What you are asked to do:
For every line in the records that has the word "Dependent", make a copy.

Information given:
_ _ _
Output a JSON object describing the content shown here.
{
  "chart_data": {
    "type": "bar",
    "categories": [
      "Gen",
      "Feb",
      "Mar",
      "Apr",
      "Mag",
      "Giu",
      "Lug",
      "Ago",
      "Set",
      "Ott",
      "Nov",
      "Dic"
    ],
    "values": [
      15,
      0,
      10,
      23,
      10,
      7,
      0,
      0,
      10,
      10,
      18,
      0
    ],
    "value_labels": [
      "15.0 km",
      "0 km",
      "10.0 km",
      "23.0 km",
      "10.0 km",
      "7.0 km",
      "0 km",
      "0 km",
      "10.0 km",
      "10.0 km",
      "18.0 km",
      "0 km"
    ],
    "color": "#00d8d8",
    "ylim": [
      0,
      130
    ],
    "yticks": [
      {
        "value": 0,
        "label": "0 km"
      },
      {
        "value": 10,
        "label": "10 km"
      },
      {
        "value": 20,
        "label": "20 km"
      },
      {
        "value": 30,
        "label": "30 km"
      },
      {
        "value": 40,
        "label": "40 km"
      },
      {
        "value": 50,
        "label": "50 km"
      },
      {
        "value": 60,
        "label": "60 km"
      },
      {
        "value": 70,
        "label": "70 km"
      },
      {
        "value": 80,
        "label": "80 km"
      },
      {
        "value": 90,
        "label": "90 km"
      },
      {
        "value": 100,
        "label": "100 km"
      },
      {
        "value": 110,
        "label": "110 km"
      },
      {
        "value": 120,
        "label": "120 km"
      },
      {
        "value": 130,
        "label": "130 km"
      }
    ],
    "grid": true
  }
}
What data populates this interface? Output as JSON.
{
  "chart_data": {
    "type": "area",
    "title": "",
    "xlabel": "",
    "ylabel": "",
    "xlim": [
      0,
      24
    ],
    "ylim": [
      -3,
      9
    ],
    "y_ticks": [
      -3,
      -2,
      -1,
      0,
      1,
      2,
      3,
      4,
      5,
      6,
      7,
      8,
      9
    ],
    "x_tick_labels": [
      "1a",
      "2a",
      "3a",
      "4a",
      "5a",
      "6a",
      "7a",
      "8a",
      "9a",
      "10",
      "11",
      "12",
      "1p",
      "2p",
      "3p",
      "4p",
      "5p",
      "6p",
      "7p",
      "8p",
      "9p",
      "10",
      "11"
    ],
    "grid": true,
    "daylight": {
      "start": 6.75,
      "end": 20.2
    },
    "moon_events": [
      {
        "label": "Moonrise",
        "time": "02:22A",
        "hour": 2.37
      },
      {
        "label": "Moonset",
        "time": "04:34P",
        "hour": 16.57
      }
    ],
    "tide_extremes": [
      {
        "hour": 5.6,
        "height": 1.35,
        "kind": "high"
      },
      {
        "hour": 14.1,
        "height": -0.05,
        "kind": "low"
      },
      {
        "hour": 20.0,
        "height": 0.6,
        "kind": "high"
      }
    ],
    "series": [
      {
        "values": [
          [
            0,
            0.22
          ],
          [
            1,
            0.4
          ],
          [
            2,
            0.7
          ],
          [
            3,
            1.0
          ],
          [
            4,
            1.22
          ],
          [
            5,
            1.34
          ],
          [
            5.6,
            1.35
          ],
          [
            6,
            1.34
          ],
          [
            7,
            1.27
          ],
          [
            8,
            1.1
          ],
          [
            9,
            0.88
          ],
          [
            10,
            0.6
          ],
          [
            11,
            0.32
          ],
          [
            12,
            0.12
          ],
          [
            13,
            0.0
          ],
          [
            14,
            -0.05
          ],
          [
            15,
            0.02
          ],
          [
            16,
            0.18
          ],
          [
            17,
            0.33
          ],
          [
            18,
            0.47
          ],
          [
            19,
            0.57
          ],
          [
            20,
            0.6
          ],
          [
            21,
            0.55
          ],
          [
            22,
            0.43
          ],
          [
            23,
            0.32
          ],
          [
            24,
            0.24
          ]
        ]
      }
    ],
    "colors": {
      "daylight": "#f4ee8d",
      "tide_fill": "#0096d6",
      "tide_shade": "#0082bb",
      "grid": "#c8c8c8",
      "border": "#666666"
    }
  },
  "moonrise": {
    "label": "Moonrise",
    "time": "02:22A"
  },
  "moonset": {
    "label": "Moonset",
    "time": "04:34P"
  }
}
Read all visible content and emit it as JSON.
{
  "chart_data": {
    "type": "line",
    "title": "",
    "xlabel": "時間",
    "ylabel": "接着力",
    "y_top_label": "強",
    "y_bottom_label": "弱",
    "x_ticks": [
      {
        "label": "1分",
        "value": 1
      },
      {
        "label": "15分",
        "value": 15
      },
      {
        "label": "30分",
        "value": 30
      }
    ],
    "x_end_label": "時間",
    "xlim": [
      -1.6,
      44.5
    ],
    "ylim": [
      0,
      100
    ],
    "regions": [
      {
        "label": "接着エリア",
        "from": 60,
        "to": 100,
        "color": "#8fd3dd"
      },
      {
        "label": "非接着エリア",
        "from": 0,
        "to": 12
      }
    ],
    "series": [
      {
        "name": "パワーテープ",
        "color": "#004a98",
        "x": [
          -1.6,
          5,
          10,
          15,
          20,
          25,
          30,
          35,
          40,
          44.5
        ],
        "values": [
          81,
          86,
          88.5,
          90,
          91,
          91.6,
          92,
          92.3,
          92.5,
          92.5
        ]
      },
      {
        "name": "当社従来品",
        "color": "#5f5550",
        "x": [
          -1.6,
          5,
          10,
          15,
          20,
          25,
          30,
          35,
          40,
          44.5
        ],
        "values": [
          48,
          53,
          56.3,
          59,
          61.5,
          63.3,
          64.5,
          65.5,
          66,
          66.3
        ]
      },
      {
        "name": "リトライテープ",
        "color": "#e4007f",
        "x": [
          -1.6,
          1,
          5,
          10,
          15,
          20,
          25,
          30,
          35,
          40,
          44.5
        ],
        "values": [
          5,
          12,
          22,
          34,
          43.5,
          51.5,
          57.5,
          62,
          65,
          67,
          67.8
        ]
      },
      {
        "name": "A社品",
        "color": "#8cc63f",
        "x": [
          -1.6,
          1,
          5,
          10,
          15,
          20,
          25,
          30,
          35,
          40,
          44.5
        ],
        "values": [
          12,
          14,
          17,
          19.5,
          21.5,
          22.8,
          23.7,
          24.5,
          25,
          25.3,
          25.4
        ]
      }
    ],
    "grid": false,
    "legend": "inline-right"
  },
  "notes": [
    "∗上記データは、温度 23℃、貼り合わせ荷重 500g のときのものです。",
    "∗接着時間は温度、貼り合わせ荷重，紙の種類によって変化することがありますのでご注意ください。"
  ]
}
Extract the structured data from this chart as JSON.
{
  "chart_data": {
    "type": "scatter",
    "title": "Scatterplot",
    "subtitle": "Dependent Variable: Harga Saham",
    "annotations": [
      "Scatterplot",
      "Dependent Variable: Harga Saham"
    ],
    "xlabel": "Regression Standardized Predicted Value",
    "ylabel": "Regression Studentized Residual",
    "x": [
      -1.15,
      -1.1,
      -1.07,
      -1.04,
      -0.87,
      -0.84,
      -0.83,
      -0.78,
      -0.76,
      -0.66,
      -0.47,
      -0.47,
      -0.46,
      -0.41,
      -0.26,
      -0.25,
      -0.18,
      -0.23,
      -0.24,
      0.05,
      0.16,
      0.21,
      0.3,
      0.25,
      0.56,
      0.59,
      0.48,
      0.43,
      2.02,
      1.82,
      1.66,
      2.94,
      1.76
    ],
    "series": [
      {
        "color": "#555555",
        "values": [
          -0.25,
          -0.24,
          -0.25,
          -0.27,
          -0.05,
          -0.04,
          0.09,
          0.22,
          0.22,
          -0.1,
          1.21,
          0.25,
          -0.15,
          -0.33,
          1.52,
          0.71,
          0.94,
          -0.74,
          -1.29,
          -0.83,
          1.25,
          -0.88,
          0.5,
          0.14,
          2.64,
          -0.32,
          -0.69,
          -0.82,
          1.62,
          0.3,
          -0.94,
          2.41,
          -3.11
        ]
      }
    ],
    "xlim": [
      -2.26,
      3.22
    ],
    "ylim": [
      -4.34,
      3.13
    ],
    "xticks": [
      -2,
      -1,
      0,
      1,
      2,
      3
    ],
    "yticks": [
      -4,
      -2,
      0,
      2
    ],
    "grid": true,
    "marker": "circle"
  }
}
_ _ _
Expected answer:
    "subtitle": "Dependent Variable: Harga Saham",
      "Dependent Variable: Harga Saham"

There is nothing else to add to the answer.